● THE PROBLEM: Copy every line of the data exactly, leaving nothing out.

(Data excerpts)
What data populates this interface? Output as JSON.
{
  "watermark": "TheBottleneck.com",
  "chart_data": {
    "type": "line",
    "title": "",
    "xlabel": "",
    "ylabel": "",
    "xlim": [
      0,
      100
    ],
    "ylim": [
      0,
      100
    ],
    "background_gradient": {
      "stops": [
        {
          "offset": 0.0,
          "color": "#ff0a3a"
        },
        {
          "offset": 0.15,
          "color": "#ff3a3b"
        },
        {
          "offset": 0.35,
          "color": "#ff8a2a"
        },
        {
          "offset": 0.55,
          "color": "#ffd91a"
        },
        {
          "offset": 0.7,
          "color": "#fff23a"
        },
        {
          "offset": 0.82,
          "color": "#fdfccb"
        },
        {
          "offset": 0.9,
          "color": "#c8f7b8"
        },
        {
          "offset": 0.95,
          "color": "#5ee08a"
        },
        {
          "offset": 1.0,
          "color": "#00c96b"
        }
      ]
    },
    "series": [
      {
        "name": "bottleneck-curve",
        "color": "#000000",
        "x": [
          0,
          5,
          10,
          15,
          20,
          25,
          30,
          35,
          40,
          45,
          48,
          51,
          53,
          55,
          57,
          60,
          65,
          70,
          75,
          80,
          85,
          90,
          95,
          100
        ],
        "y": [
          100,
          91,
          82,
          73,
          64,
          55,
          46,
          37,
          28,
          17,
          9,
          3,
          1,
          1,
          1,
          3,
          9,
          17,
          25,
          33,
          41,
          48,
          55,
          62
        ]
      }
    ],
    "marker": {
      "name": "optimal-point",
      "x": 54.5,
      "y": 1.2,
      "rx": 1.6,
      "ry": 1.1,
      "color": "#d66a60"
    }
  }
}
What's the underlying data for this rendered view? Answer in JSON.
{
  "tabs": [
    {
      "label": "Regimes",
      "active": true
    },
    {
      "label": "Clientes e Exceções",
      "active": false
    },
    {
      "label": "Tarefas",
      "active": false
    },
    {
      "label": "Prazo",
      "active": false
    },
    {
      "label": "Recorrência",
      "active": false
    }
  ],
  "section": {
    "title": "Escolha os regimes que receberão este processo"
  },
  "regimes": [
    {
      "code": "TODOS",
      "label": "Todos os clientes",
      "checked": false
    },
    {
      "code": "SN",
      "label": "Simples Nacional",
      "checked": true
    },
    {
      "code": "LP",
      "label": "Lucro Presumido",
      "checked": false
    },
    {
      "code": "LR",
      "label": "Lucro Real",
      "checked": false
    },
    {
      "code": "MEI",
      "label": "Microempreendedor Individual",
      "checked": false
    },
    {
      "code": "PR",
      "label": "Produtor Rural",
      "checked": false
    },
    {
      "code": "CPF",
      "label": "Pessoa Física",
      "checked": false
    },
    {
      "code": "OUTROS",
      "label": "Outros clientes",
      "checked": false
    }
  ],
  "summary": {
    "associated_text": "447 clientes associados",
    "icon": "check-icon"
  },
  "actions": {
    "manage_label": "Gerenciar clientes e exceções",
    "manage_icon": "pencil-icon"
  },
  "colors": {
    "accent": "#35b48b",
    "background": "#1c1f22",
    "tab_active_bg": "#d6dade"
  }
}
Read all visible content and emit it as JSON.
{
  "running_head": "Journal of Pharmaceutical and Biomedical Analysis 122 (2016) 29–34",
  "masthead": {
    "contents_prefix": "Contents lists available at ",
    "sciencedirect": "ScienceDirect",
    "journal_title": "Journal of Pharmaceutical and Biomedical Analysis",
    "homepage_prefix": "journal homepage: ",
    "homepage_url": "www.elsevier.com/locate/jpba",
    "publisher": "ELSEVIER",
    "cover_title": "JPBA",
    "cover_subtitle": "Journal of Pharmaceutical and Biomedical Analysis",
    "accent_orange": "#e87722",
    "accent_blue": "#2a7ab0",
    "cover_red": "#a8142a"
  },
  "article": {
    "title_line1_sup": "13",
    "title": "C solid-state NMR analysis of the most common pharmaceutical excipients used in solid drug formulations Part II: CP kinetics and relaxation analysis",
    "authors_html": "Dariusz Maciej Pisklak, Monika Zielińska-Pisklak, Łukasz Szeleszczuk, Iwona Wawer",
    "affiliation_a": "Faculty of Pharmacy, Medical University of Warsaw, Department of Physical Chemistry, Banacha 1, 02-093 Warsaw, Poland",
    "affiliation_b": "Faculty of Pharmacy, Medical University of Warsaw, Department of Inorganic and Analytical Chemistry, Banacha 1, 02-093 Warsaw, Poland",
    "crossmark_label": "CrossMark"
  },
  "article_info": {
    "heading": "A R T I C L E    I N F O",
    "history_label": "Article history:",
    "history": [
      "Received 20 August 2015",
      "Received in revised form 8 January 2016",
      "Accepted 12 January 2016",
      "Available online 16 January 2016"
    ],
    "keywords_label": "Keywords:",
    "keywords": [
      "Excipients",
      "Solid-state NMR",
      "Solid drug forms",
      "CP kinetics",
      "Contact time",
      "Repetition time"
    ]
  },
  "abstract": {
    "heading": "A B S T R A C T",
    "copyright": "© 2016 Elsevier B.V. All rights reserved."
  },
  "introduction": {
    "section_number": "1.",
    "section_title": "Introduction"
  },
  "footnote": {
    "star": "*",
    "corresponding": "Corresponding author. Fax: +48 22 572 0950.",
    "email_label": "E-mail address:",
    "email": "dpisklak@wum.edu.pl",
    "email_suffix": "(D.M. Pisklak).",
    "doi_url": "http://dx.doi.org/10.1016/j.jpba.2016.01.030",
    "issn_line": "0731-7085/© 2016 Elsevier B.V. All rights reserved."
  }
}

● EXERCISE ANSWER:
What data populates this interface? Output as JSON.
{
  "watermark": "TheBottleneck.com",
  "chart_data": {
    "type": "line",
    "title": "",
    "xlabel": "",
    "ylabel": "",
    "xlim": [
      0,
      100
    ],
    "ylim": [
      0,
      100
    ],
    "background_gradient": {
      "stops": [
        {
          "offset": 0.0,
          "color": "#ff0a3a"
        },
        {
          "offset": 0.15,
          "color": "#ff3a3b"
        },
        {
          "offset": 0.35,
          "color": "#ff8a2a"
        },
        {
          "offset": 0.55,
          "color": "#ffd91a"
        },
        {
          "offset": 0.7,
          "color": "#fff23a"
        },
        {
          "offset": 0.82,
          "color": "#fdfccb"
        },
        {
          "offset": 0.9,
          "color": "#c8f7b8"
        },
        {
          "offset": 0.95,
          "color": "#5ee08a"
        },
        {
          "offset": 1.0,
          "color": "#00c96b"
        }
      ]
    },
    "series": [
      {
        "name": "bottleneck-curve",
        "color": "#000000",
        "x": [
          0,
          5,
          10,
          15,
          20,
          25,
          30,
          35,
          40,
          45,
          48,
          51,
          53,
          55,
          57,
          60,
          65,
          70,
          75,
          80,
          85,
          90,
          95,
          100
        ],
        "y": [
          100,
          91,
          82,
          73,
          64,
          55,
          46,
          37,
          28,
          17,
          9,
          3,
          1,
          1,
          1,
          3,
          9,
          17,
          25,
          33,
          41,
          48,
          55,
          62
        ]
      }
    ],
    "marker": {
      "name": "optimal-point",
      "x": 54.5,
      "y": 1.2,
      "rx": 1.6,
      "ry": 1.1,
      "color": "#d66a60"
    }
  }
}
What's the underlying data for this rendered view? Answer in JSON.
{
  "tabs": [
    {
      "label": "Regimes",
      "active": true
    },
    {
      "label": "Clientes e Exceções",
      "active": false
    },
    {
      "label": "Tarefas",
      "active": false
    },
    {
      "label": "Prazo",
      "active": false
    },
    {
      "label": "Recorrência",
      "active": false
    }
  ],
  "section": {
    "title": "Escolha os regimes que receberão este processo"
  },
  "regimes": [
    {
      "code": "TODOS",
      "label": "Todos os clientes",
      "checked": false
    },
    {
      "code": "SN",
      "label": "Simples Nacional",
      "checked": true
    },
    {
      "code": "LP",
      "label": "Lucro Presumido",
      "checked": false
    },
    {
      "code": "LR",
      "label": "Lucro Real",
      "checked": false
    },
    {
      "code": "MEI",
      "label": "Microempreendedor Individual",
      "checked": false
    },
    {
      "code": "PR",
      "label": "Produtor Rural",
      "checked": false
    },
    {
      "code": "CPF",
      "label": "Pessoa Física",
      "checked": false
    },
    {
      "code": "OUTROS",
      "label": "Outros clientes",
      "checked": false
    }
  ],
  "summary": {
    "associated_text": "447 clientes associados",
    "icon": "check-icon"
  },
  "actions": {
    "manage_label": "Gerenciar clientes e exceções",
    "manage_icon": "pencil-icon"
  },
  "colors": {
    "accent": "#35b48b",
    "background": "#1c1f22",
    "tab_active_bg": "#d6dade"
  }
}
Read all visible content and emit it as JSON.
{
  "running_head": "Journal of Pharmaceutical and Biomedical Analysis 122 (2016) 29–34",
  "masthead": {
    "contents_prefix": "Contents lists available at ",
    "sciencedirect": "ScienceDirect",
    "journal_title": "Journal of Pharmaceutical and Biomedical Analysis",
    "homepage_prefix": "journal homepage: ",
    "homepage_url": "www.elsevier.com/locate/jpba",
    "publisher": "ELSEVIER",
    "cover_title": "JPBA",
    "cover_subtitle": "Journal of Pharmaceutical and Biomedical Analysis",
    "accent_orange": "#e87722",
    "accent_blue": "#2a7ab0",
    "cover_red": "#a8142a"
  },
  "article": {
    "title_line1_sup": "13",
    "title": "C solid-state NMR analysis of the most common pharmaceutical excipients used in solid drug formulations Part II: CP kinetics and relaxation analysis",
    "authors_html": "Dariusz Maciej Pisklak, Monika Zielińska-Pisklak, Łukasz Szeleszczuk, Iwona Wawer",
    "affiliation_a": "Faculty of Pharmacy, Medical University of Warsaw, Department of Physical Chemistry, Banacha 1, 02-093 Warsaw, Poland",
    "affiliation_b": "Faculty of Pharmacy, Medical University of Warsaw, Department of Inorganic and Analytical Chemistry, Banacha 1, 02-093 Warsaw, Poland",
    "crossmark_label": "CrossMark"
  },
  "article_info": {
    "heading": "A R T I C L E    I N F O",
    "history_label": "Article history:",
    "history": [
      "Received 20 August 2015",
      "Received in revised form 8 January 2016",
      "Accepted 12 January 2016",
      "Available online 16 January 2016"
    ],
    "keywords_label": "Keywords:",
    "keywords": [
      "Excipients",
      "Solid-state NMR",
      "Solid drug forms",
      "CP kinetics",
      "Contact time",
      "Repetition time"
    ]
  },
  "abstract": {
    "heading": "A B S T R A C T",
    "copyright": "© 2016 Elsevier B.V. All rights reserved."
  },
  "introduction": {
    "section_number": "1.",
    "section_title": "Introduction"
  },
  "footnote": {
    "star": "*",
    "corresponding": "Corresponding author. Fax: +48 22 572 0950.",
    "email_label": "E-mail address:",
    "email": "dpisklak@wum.edu.pl",
    "email_suffix": "(D.M. Pisklak).",
    "doi_url": "http://dx.doi.org/10.1016/j.jpba.2016.01.030",
    "issn_line": "0731-7085/© 2016 Elsevier B.V. All rights reserved."
  }
}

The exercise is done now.